PROVIDED RECORDS:
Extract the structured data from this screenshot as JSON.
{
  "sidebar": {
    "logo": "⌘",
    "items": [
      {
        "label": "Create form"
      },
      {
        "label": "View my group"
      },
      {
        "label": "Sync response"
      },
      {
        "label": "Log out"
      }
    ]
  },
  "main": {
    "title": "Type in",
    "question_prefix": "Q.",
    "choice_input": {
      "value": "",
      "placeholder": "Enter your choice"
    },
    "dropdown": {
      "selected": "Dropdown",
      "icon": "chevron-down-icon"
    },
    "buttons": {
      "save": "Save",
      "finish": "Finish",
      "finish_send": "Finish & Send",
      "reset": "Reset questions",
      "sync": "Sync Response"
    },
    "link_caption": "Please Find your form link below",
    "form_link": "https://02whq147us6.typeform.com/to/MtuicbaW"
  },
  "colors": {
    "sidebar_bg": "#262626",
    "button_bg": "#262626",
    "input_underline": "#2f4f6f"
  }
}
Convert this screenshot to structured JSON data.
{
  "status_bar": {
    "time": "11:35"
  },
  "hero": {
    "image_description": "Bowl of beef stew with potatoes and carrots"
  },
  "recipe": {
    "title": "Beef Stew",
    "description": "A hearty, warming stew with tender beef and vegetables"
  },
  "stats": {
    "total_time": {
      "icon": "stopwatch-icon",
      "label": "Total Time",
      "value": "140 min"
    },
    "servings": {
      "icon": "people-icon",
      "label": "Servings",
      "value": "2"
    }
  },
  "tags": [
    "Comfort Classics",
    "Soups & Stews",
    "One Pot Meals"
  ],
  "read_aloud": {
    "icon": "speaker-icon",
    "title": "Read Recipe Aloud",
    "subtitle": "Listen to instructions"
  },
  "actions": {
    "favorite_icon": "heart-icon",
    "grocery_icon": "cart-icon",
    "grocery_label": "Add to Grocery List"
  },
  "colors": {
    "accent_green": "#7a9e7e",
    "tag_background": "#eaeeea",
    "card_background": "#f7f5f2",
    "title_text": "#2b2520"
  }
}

WHAT IS NEEDED:
Repeat, without change, each line of the data above from the one that contains "Convert this screenshot" through the final line, counting both.

EXERCISE OUTPUT:
Convert this screenshot to structured JSON data.
{
  "status_bar": {
    "time": "11:35"
  },
  "hero": {
    "image_description": "Bowl of beef stew with potatoes and carrots"
  },
  "recipe": {
    "title": "Beef Stew",
    "description": "A hearty, warming stew with tender beef and vegetables"
  },
  "stats": {
    "total_time": {
      "icon": "stopwatch-icon",
      "label": "Total Time",
      "value": "140 min"
    },
    "servings": {
      "icon": "people-icon",
      "label": "Servings",
      "value": "2"
    }
  },
  "tags": [
    "Comfort Classics",
    "Soups & Stews",
    "One Pot Meals"
  ],
  "read_aloud": {
    "icon": "speaker-icon",
    "title": "Read Recipe Aloud",
    "subtitle": "Listen to instructions"
  },
  "actions": {
    "favorite_icon": "heart-icon",
    "grocery_icon": "cart-icon",
    "grocery_label": "Add to Grocery List"
  },
  "colors": {
    "accent_green": "#7a9e7e",
    "tag_background": "#eaeeea",
    "card_background": "#f7f5f2",
    "title_text": "#2b2520"
  }
}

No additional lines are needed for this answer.